— INPUT FOR THIS TASK —
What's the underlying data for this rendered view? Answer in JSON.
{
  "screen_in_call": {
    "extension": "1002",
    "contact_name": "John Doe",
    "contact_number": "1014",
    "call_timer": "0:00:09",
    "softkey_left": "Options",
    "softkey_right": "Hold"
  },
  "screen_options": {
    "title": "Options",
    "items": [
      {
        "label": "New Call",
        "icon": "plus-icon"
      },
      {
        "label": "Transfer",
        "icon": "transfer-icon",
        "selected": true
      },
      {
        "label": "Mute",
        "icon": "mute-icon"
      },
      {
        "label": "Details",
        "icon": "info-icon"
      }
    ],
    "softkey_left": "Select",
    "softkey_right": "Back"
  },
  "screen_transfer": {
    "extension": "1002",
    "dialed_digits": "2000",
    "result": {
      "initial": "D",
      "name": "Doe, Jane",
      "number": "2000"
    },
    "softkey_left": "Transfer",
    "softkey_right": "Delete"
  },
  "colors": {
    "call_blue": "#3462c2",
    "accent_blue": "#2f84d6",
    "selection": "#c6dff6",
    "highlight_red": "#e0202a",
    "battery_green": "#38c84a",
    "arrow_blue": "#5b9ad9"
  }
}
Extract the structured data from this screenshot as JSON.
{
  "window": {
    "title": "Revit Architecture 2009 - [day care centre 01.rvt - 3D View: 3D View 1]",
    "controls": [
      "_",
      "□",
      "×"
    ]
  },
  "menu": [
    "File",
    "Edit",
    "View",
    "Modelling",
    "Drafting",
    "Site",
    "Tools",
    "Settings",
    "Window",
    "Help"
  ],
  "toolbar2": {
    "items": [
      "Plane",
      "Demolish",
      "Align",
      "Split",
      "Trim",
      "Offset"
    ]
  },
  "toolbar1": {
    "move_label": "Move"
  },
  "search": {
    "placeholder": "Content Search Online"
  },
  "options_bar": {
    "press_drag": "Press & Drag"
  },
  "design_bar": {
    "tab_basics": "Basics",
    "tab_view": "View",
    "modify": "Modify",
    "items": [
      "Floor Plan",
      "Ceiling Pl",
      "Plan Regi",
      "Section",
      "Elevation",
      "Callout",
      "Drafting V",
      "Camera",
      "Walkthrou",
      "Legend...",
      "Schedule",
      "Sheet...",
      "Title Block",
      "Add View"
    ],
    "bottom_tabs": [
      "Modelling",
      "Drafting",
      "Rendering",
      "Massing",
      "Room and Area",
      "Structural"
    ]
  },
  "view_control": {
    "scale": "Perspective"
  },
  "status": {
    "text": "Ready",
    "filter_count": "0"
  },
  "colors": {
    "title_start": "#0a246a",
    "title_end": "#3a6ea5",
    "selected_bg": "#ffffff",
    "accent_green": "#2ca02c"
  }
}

— INSTRUCTIONS FOR THE TASK —
Track down the lines that include the word "JSON" and copy them.

— THE RESPONSE —
What's the underlying data for this rendered view? Answer in JSON.
Extract the structured data from this screenshot as JSON.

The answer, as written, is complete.